# Goal
In the material below, find how many lines contain the string "label". Write only that number.
##### Stored records #####
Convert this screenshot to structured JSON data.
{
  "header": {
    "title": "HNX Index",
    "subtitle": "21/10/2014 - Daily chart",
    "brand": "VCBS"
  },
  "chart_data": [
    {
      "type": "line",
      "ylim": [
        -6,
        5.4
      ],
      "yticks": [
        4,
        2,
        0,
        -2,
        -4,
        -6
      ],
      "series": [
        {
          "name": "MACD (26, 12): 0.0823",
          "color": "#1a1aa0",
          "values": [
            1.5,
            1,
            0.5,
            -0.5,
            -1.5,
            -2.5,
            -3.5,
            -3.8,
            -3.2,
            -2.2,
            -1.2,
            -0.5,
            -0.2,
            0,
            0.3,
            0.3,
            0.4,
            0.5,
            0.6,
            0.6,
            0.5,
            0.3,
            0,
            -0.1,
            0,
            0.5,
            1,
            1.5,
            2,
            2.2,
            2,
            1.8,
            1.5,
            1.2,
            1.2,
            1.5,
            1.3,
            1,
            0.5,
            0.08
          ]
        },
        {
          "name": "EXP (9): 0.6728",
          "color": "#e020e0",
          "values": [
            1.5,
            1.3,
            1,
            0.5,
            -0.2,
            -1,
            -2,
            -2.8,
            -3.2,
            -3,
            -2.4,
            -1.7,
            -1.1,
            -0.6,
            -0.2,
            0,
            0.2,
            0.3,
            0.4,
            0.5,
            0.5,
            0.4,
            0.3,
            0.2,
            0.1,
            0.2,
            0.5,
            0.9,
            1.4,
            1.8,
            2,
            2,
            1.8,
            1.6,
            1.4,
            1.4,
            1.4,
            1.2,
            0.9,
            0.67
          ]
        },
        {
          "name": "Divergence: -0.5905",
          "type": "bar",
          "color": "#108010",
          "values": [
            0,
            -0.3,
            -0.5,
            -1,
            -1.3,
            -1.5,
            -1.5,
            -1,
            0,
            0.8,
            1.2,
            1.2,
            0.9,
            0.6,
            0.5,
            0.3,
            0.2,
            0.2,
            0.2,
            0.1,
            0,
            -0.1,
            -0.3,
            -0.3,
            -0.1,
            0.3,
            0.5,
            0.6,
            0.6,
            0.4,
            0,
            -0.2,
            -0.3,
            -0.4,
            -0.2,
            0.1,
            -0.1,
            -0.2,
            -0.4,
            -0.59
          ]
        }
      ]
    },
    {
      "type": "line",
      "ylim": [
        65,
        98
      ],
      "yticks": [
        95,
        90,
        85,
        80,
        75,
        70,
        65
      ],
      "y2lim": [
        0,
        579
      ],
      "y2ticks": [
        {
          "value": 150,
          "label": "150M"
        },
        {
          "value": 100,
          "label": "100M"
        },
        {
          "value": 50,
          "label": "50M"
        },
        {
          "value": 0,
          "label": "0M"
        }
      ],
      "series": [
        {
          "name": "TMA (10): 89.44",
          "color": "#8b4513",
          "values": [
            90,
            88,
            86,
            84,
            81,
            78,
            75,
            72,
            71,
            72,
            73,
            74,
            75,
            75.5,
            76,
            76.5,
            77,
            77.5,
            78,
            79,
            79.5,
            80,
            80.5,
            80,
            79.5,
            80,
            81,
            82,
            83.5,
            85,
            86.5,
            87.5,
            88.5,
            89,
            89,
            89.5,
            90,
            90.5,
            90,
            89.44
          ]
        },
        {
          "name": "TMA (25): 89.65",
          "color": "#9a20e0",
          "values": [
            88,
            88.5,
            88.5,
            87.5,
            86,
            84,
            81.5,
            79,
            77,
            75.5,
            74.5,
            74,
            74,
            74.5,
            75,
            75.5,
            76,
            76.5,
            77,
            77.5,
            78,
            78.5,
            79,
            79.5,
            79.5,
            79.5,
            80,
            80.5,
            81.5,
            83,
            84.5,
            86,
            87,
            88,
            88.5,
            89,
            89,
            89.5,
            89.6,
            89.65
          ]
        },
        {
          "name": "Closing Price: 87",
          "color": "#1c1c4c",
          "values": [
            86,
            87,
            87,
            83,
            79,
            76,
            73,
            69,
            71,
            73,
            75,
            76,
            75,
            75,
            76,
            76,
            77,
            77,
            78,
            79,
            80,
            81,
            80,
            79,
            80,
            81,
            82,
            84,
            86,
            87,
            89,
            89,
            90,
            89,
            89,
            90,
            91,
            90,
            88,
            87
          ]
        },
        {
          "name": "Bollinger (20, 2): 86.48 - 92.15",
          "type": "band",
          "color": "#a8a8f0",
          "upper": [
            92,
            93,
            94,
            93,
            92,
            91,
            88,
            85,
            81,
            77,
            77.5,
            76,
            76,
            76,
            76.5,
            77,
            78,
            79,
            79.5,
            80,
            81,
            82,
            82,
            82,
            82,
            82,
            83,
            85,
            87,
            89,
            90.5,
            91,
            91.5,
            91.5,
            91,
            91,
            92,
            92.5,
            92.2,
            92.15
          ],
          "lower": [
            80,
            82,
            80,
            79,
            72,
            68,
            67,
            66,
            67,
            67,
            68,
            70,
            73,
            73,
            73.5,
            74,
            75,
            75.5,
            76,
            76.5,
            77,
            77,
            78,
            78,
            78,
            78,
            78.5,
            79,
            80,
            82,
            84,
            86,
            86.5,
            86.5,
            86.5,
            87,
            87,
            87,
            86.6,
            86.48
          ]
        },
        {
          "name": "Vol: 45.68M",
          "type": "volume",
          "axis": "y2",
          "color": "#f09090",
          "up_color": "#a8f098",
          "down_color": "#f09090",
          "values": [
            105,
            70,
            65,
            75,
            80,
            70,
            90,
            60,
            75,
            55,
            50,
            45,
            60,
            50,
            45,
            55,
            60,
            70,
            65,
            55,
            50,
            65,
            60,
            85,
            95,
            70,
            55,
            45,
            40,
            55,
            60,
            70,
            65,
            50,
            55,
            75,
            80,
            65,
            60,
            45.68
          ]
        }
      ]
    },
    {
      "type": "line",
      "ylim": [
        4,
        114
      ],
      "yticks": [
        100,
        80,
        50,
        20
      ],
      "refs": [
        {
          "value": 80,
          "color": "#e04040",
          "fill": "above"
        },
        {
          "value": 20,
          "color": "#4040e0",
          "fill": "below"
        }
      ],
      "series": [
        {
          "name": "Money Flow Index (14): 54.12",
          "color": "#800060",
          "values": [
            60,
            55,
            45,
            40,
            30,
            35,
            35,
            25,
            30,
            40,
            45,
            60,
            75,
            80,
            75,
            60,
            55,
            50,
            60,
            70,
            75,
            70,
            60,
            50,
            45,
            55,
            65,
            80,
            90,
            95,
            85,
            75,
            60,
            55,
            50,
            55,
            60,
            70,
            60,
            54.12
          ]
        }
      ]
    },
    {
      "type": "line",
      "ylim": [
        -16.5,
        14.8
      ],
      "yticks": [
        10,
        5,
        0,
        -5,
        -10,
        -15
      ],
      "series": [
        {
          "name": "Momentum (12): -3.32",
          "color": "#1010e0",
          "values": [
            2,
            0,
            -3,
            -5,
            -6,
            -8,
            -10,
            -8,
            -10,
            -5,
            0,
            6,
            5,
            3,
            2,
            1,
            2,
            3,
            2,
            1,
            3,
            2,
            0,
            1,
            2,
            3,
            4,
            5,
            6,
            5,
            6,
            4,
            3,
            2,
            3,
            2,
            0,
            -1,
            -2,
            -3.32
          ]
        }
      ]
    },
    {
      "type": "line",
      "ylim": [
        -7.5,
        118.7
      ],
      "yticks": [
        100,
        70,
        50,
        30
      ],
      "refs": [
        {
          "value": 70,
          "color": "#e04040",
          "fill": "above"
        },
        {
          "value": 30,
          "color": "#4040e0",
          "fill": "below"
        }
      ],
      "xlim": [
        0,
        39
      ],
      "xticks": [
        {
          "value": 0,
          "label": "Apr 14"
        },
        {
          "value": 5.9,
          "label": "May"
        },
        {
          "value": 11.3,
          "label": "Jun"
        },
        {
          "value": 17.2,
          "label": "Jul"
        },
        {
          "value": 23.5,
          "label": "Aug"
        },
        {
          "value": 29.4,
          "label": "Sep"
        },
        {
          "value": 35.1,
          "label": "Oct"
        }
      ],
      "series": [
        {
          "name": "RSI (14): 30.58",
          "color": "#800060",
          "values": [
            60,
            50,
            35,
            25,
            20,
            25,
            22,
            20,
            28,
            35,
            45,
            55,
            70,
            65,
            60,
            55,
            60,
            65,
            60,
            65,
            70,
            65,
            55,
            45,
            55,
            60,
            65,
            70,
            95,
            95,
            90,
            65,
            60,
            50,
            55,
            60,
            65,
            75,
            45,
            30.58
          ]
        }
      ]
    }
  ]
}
#####
# Expected output
11